-- Begin Records supplied --
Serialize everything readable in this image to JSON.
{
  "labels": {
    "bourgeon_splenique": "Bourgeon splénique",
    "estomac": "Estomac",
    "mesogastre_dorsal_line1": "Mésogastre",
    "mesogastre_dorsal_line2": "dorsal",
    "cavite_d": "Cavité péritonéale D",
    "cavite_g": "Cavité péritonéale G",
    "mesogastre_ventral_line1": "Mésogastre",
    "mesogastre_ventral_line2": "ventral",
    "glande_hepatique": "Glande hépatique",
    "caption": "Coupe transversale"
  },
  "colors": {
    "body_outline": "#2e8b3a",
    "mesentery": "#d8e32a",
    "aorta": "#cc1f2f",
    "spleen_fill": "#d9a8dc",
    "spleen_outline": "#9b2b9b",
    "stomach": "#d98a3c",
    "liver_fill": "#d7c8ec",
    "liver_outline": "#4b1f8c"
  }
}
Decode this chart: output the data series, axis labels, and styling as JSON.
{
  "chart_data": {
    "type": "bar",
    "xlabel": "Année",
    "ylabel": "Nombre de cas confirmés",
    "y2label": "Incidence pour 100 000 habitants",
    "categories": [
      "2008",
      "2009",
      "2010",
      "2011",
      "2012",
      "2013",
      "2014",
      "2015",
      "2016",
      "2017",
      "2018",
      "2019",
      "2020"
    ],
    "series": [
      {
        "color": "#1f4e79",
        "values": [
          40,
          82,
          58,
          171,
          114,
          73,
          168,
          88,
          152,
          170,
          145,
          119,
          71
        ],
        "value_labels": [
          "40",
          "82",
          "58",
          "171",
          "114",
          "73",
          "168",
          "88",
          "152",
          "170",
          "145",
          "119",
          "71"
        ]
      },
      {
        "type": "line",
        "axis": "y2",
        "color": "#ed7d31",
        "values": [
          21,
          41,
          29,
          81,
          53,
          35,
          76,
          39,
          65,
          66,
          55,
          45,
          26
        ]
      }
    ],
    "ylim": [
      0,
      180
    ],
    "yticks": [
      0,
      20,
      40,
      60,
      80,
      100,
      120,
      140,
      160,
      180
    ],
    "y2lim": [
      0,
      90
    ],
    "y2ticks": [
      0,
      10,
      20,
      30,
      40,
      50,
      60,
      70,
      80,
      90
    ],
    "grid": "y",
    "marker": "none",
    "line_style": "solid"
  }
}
-- End Records supplied --
### Requirements
Above are the records; retype every one exactly.

### Result for this exercise
Serialize everything readable in this image to JSON.
{
  "labels": {
    "bourgeon_splenique": "Bourgeon splénique",
    "estomac": "Estomac",
    "mesogastre_dorsal_line1": "Mésogastre",
    "mesogastre_dorsal_line2": "dorsal",
    "cavite_d": "Cavité péritonéale D",
    "cavite_g": "Cavité péritonéale G",
    "mesogastre_ventral_line1": "Mésogastre",
    "mesogastre_ventral_line2": "ventral",
    "glande_hepatique": "Glande hépatique",
    "caption": "Coupe transversale"
  },
  "colors": {
    "body_outline": "#2e8b3a",
    "mesentery": "#d8e32a",
    "aorta": "#cc1f2f",
    "spleen_fill": "#d9a8dc",
    "spleen_outline": "#9b2b9b",
    "stomach": "#d98a3c",
    "liver_fill": "#d7c8ec",
    "liver_outline": "#4b1f8c"
  }
}
Decode this chart: output the data series, axis labels, and styling as JSON.
{
  "chart_data": {
    "type": "bar",
    "xlabel": "Année",
    "ylabel": "Nombre de cas confirmés",
    "y2label": "Incidence pour 100 000 habitants",
    "categories": [
      "2008",
      "2009",
      "2010",
      "2011",
      "2012",
      "2013",
      "2014",
      "2015",
      "2016",
      "2017",
      "2018",
      "2019",
      "2020"
    ],
    "series": [
      {
        "color": "#1f4e79",
        "values": [
          40,
          82,
          58,
          171,
          114,
          73,
          168,
          88,
          152,
          170,
          145,
          119,
          71
        ],
        "value_labels": [
          "40",
          "82",
          "58",
          "171",
          "114",
          "73",
          "168",
          "88",
          "152",
          "170",
          "145",
          "119",
          "71"
        ]
      },
      {
        "type": "line",
        "axis": "y2",
        "color": "#ed7d31",
        "values": [
          21,
          41,
          29,
          81,
          53,
          35,
          76,
          39,
          65,
          66,
          55,
          45,
          26
        ]
      }
    ],
    "ylim": [
      0,
      180
    ],
    "yticks": [
      0,
      20,
      40,
      60,
      80,
      100,
      120,
      140,
      160,
      180
    ],
    "y2lim": [
      0,
      90
    ],
    "y2ticks": [
      0,
      10,
      20,
      30,
      40,
      50,
      60,
      70,
      80,
      90
    ],
    "grid": "y",
    "marker": "none",
    "line_style": "solid"
  }
}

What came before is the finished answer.